EXERCISE INPUTS Block Start
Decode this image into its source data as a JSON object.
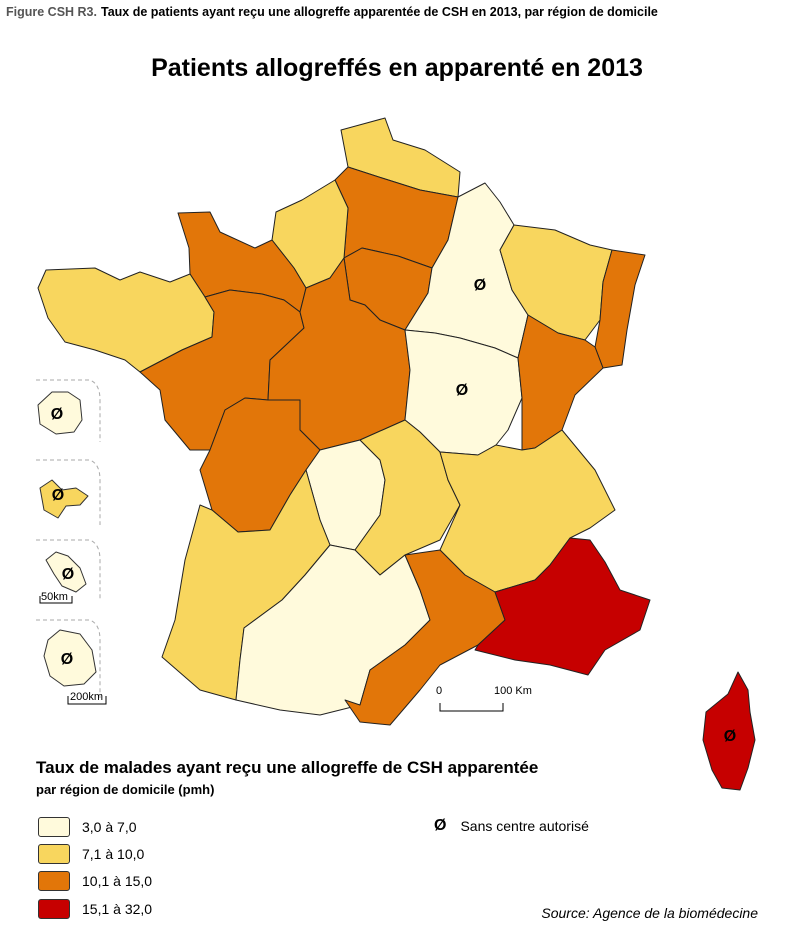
{
  "figure": {
    "label": "Figure CSH R3.",
    "caption": "Taux de patients ayant reçu une allogreffe apparentée de CSH en 2013, par région de domicile"
  },
  "map_title": "Patients allogreffés en apparenté en 2013",
  "classes": [
    {
      "id": "c1",
      "label": "3,0 à 7,0",
      "color": "#fffadc"
    },
    {
      "id": "c2",
      "label": "7,1 à 10,0",
      "color": "#f8d65e"
    },
    {
      "id": "c3",
      "label": "10,1 à 15,0",
      "color": "#e27609"
    },
    {
      "id": "c4",
      "label": "15,1 à 32,0",
      "color": "#c60000"
    }
  ],
  "regions": [
    {
      "id": "nord-pas-de-calais",
      "class": "c2"
    },
    {
      "id": "picardie",
      "class": "c3"
    },
    {
      "id": "haute-normandie",
      "class": "c2"
    },
    {
      "id": "basse-normandie",
      "class": "c3"
    },
    {
      "id": "bretagne",
      "class": "c2"
    },
    {
      "id": "ile-de-france",
      "class": "c3"
    },
    {
      "id": "champagne-ardenne",
      "class": "c1",
      "no_center": true
    },
    {
      "id": "lorraine",
      "class": "c2"
    },
    {
      "id": "alsace",
      "class": "c3"
    },
    {
      "id": "pays-de-la-loire",
      "class": "c3"
    },
    {
      "id": "centre",
      "class": "c3"
    },
    {
      "id": "bourgogne",
      "class": "c1",
      "no_center": true
    },
    {
      "id": "franche-comte",
      "class": "c3"
    },
    {
      "id": "poitou-charentes",
      "class": "c3"
    },
    {
      "id": "limousin",
      "class": "c1"
    },
    {
      "id": "auvergne",
      "class": "c2"
    },
    {
      "id": "rhone-alpes",
      "class": "c2"
    },
    {
      "id": "aquitaine",
      "class": "c2"
    },
    {
      "id": "midi-pyrenees",
      "class": "c1"
    },
    {
      "id": "languedoc-roussillon",
      "class": "c3"
    },
    {
      "id": "paca",
      "class": "c4"
    },
    {
      "id": "corse",
      "class": "c4",
      "no_center": true
    },
    {
      "id": "guadeloupe",
      "class": "c1",
      "no_center": true
    },
    {
      "id": "martinique",
      "class": "c2",
      "no_center": true
    },
    {
      "id": "guyane",
      "class": "c1",
      "no_center": true
    },
    {
      "id": "reunion",
      "class": "c1",
      "no_center": true
    }
  ],
  "no_center_symbol": "Ø",
  "scales": {
    "main_0": "0",
    "main_100": "100 Km",
    "inset_small": "50km",
    "inset_large": "200km"
  },
  "legend": {
    "title": "Taux de malades ayant reçu une allogreffe de CSH apparentée",
    "subtitle": "par région de domicile (pmh)",
    "no_center_label": "Sans centre autorisé"
  },
  "source": "Source: Agence de la biomédecine"
}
EXERCISE INPUTS Block End
### YOUR INSTRUCTIONS
Please print each entry exactly as given and keep pictures out of it.

### ANSWER SPACE
Decode this image into its source data as a JSON object.
{
  "figure": {
    "label": "Figure CSH R3.",
    "caption": "Taux de patients ayant reçu une allogreffe apparentée de CSH en 2013, par région de domicile"
  },
  "map_title": "Patients allogreffés en apparenté en 2013",
  "classes": [
    {
      "id": "c1",
      "label": "3,0 à 7,0",
      "color": "#fffadc"
    },
    {
      "id": "c2",
      "label": "7,1 à 10,0",
      "color": "#f8d65e"
    },
    {
      "id": "c3",
      "label": "10,1 à 15,0",
      "color": "#e27609"
    },
    {
      "id": "c4",
      "label": "15,1 à 32,0",
      "color": "#c60000"
    }
  ],
  "regions": [
    {
      "id": "nord-pas-de-calais",
      "class": "c2"
    },
    {
      "id": "picardie",
      "class": "c3"
    },
    {
      "id": "haute-normandie",
      "class": "c2"
    },
    {
      "id": "basse-normandie",
      "class": "c3"
    },
    {
      "id": "bretagne",
      "class": "c2"
    },
    {
      "id": "ile-de-france",
      "class": "c3"
    },
    {
      "id": "champagne-ardenne",
      "class": "c1",
      "no_center": true
    },
    {
      "id": "lorraine",
      "class": "c2"
    },
    {
      "id": "alsace",
      "class": "c3"
    },
    {
      "id": "pays-de-la-loire",
      "class": "c3"
    },
    {
      "id": "centre",
      "class": "c3"
    },
    {
      "id": "bourgogne",
      "class": "c1",
      "no_center": true
    },
    {
      "id": "franche-comte",
      "class": "c3"
    },
    {
      "id": "poitou-charentes",
      "class": "c3"
    },
    {
      "id": "limousin",
      "class": "c1"
    },
    {
      "id": "auvergne",
      "class": "c2"
    },
    {
      "id": "rhone-alpes",
      "class": "c2"
    },
    {
      "id": "aquitaine",
      "class": "c2"
    },
    {
      "id": "midi-pyrenees",
      "class": "c1"
    },
    {
      "id": "languedoc-roussillon",
      "class": "c3"
    },
    {
      "id": "paca",
      "class": "c4"
    },
    {
      "id": "corse",
      "class": "c4",
      "no_center": true
    },
    {
      "id": "guadeloupe",
      "class": "c1",
      "no_center": true
    },
    {
      "id": "martinique",
      "class": "c2",
      "no_center": true
    },
    {
      "id": "guyane",
      "class": "c1",
      "no_center": true
    },
    {
      "id": "reunion",
      "class": "c1",
      "no_center": true
    }
  ],
  "no_center_symbol": "Ø",
  "scales": {
    "main_0": "0",
    "main_100": "100 Km",
    "inset_small": "50km",
    "inset_large": "200km"
  },
  "legend": {
    "title": "Taux de malades ayant reçu une allogreffe de CSH apparentée",
    "subtitle": "par région de domicile (pmh)",
    "no_center_label": "Sans centre autorisé"
  },
  "source": "Source: Agence de la biomédecine"
}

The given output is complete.